• **WHAT IS REQUIRED**: Pull every line containing "метод" out of the material below.

• **DATA FOR PROCESSING**:
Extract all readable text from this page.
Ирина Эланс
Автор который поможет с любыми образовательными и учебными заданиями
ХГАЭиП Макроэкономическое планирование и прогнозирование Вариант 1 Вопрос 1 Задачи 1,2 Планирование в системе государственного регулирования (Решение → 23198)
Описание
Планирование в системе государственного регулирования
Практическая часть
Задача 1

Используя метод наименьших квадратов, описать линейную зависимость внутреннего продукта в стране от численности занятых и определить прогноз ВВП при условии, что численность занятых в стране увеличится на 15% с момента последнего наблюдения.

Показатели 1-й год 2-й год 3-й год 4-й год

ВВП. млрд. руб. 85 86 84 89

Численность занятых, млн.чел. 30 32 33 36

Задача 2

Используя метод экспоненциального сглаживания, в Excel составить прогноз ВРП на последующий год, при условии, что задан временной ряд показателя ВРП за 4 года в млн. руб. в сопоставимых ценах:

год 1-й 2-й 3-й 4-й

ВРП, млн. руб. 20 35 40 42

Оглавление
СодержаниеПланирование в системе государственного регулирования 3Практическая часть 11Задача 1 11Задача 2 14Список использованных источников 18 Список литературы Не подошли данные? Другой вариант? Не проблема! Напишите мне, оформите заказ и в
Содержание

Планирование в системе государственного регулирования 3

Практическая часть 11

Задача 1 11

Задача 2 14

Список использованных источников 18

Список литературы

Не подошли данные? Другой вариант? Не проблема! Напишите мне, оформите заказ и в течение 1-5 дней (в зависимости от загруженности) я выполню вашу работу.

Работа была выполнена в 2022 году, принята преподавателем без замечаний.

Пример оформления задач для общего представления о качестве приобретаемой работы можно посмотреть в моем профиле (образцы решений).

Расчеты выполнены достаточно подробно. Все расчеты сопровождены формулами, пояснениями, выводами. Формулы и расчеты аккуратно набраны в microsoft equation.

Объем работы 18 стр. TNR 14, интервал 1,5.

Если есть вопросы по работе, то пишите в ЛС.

• **WRITTEN RESPONSE**:
Используя метод наименьших квадратов, описать линейную зависимость внутреннего продукта в стране от численности занятых и определить прогноз ВВП при условии, что численность занятых в стране увеличится на 15% с момента последнего наблюдения.
Используя метод экспоненциального сглаживания, в Excel составить прогноз ВРП на последующий год, при условии, что задан временной ряд показателя ВРП за 4 года в млн. руб. в сопоставимых ценах:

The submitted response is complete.